> **Set task**
Give the count of lines in the data that include "text", with no other words.

> **Provided data**
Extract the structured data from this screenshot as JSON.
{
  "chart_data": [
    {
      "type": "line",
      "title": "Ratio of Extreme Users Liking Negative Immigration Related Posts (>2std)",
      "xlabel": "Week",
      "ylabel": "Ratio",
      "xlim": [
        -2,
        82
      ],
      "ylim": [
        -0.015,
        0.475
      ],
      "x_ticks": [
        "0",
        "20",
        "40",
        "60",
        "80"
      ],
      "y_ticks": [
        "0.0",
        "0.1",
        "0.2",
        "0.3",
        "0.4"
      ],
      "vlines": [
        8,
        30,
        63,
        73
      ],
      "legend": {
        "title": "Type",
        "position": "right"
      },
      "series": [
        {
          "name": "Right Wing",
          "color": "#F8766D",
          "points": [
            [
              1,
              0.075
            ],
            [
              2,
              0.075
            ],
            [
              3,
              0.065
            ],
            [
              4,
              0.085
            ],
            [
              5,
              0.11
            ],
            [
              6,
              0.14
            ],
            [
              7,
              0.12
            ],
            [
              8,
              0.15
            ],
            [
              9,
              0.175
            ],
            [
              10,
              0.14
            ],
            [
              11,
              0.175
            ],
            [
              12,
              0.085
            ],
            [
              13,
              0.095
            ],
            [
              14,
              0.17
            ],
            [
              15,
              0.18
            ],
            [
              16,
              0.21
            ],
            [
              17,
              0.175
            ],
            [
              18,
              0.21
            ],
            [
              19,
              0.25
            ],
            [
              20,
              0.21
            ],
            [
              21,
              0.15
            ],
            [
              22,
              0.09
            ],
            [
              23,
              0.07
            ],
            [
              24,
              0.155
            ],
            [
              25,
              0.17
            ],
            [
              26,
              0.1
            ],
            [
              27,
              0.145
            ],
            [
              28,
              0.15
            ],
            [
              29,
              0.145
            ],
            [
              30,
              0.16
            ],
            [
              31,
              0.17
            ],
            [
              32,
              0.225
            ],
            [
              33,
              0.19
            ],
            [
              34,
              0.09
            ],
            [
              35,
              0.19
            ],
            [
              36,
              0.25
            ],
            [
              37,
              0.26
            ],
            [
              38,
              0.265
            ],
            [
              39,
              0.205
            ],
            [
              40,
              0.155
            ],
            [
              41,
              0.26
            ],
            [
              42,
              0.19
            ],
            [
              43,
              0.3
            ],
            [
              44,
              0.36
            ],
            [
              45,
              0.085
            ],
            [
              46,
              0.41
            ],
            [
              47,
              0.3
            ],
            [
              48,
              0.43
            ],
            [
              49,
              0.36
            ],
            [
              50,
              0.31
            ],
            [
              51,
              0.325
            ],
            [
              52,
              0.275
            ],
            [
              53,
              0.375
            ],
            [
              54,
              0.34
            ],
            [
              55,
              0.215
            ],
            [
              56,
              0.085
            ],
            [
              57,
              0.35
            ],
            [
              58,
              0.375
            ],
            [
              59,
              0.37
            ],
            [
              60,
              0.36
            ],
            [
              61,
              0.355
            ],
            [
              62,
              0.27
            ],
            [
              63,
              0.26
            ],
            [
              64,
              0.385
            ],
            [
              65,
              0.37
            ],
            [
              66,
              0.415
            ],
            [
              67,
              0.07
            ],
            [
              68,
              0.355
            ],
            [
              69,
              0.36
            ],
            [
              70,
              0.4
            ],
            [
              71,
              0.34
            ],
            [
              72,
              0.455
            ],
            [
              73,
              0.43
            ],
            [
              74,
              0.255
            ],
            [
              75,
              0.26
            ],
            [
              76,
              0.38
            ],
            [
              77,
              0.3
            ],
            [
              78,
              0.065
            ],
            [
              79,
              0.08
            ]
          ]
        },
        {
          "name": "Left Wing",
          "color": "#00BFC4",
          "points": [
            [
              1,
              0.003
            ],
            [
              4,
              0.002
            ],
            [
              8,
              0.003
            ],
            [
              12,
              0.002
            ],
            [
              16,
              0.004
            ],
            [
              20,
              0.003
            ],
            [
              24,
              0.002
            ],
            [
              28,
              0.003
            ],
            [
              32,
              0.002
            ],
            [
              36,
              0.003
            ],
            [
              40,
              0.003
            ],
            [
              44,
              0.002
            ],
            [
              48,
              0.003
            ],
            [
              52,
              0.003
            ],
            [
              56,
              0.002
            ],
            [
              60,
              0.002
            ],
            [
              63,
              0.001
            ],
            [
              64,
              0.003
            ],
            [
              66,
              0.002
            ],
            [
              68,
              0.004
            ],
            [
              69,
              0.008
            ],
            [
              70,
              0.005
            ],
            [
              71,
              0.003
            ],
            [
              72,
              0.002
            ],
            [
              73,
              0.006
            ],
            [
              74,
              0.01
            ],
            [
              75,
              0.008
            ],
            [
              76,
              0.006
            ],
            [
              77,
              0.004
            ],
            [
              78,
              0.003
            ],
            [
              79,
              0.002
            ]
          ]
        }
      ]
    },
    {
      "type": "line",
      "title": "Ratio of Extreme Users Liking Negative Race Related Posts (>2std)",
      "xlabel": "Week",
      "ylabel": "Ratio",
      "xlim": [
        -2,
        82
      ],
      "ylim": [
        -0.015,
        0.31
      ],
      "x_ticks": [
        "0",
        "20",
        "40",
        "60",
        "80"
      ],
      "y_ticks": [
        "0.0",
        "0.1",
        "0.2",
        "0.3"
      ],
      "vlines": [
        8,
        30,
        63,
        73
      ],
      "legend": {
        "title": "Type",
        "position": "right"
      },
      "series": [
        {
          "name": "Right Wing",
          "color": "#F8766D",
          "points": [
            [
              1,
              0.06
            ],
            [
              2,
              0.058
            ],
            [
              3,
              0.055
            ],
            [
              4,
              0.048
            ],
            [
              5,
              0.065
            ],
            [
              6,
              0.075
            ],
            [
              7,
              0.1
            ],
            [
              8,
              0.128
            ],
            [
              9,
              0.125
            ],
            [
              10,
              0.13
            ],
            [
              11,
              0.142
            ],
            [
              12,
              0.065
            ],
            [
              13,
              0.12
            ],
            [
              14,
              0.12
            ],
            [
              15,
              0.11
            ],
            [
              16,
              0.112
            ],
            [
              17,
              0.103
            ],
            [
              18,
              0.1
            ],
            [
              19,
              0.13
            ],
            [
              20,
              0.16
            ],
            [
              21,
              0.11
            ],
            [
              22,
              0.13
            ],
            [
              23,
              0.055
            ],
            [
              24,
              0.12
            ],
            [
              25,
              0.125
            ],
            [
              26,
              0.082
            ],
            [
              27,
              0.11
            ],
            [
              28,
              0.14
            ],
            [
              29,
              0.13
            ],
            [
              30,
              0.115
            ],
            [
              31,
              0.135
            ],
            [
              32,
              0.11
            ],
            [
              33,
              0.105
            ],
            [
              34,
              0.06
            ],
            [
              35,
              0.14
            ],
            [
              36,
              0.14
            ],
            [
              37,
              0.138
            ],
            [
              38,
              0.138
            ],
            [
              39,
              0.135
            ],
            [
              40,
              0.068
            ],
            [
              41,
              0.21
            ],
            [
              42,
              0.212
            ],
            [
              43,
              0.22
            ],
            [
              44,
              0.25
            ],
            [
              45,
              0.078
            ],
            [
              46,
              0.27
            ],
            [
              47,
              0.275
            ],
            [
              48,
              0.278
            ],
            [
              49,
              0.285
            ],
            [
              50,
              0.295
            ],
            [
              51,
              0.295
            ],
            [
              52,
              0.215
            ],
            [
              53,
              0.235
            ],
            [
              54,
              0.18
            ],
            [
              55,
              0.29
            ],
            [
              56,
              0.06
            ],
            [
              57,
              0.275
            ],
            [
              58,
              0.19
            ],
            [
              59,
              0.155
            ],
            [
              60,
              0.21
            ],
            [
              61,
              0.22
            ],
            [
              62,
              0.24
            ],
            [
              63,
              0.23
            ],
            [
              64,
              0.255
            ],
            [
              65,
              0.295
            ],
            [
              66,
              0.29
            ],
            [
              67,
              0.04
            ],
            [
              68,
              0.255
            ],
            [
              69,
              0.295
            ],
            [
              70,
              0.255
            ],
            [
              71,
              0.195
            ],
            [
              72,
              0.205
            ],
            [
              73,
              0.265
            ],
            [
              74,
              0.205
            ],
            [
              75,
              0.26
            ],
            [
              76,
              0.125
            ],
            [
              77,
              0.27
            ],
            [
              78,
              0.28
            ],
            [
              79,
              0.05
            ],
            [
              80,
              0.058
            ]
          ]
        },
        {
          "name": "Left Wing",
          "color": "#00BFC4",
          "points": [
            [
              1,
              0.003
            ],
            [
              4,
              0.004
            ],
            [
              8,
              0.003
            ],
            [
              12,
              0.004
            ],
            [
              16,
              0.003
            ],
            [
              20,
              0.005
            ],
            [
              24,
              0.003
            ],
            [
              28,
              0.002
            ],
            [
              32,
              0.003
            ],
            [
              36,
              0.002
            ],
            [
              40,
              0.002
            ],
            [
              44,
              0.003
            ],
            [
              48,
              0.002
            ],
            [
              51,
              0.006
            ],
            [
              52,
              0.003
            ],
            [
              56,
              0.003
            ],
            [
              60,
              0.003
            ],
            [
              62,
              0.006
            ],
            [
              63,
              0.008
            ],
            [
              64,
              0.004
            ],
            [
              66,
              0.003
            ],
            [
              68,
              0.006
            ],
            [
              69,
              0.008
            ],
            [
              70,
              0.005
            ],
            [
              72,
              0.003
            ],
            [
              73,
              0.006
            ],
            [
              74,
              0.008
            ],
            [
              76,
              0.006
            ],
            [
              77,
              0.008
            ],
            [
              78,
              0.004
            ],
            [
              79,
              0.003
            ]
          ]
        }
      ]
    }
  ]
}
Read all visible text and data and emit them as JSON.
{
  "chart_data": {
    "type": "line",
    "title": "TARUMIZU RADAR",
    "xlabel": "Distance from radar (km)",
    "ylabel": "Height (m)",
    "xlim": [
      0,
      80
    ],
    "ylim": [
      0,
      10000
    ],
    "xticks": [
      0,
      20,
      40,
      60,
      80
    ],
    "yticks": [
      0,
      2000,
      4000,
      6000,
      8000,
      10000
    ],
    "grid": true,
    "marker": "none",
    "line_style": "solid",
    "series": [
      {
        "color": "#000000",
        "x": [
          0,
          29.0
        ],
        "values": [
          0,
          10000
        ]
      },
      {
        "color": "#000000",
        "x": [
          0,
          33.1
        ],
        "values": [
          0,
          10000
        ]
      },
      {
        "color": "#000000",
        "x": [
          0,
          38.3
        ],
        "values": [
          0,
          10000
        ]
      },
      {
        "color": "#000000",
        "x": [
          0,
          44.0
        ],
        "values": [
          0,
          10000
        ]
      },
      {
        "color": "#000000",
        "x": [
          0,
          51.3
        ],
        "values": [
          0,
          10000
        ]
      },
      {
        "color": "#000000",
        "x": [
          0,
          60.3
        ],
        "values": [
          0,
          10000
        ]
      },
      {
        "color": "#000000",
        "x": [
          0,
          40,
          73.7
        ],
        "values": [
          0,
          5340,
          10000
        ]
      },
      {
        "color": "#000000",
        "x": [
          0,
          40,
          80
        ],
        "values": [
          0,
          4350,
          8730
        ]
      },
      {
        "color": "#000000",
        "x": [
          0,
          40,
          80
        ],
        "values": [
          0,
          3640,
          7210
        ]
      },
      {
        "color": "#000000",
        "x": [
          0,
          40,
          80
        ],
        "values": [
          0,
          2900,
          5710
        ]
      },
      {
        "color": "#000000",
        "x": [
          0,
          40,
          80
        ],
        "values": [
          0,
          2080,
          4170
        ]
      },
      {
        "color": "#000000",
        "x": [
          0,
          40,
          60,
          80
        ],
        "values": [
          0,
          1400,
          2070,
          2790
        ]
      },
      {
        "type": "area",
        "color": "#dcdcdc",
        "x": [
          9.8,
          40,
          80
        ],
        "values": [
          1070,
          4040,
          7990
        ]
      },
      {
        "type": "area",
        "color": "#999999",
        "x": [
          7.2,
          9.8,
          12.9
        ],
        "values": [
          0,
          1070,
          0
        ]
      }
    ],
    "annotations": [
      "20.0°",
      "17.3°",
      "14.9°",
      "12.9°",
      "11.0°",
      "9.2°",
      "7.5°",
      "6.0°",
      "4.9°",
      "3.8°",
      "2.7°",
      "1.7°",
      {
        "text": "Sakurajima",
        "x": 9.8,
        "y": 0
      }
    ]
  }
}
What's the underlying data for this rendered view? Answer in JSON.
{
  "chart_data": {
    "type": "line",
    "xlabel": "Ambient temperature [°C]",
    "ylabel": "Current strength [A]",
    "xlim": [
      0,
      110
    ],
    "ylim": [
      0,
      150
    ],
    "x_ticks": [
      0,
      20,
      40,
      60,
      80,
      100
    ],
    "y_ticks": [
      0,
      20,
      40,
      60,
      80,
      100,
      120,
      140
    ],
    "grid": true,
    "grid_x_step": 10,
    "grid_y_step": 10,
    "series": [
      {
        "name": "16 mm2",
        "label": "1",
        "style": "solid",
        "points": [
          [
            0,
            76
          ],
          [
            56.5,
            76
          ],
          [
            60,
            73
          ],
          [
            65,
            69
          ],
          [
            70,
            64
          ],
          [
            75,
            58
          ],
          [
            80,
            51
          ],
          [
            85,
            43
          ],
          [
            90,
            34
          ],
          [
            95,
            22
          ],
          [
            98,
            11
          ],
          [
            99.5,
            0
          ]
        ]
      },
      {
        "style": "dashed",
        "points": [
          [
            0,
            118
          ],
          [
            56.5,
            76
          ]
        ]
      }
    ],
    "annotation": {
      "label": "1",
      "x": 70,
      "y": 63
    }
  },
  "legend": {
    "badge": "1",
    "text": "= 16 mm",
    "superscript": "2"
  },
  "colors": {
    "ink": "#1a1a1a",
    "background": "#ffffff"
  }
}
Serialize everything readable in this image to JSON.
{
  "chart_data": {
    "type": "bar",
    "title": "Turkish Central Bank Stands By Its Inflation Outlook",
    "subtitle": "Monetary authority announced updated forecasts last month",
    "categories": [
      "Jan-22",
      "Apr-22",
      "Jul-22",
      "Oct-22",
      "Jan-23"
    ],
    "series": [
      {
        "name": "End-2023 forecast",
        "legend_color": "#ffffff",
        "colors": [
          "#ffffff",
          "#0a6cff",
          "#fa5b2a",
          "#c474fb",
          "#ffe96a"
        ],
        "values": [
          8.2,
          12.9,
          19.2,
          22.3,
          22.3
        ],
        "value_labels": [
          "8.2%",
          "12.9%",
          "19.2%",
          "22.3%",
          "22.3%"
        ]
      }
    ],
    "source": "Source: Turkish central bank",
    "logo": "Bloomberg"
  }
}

> **Task response**
3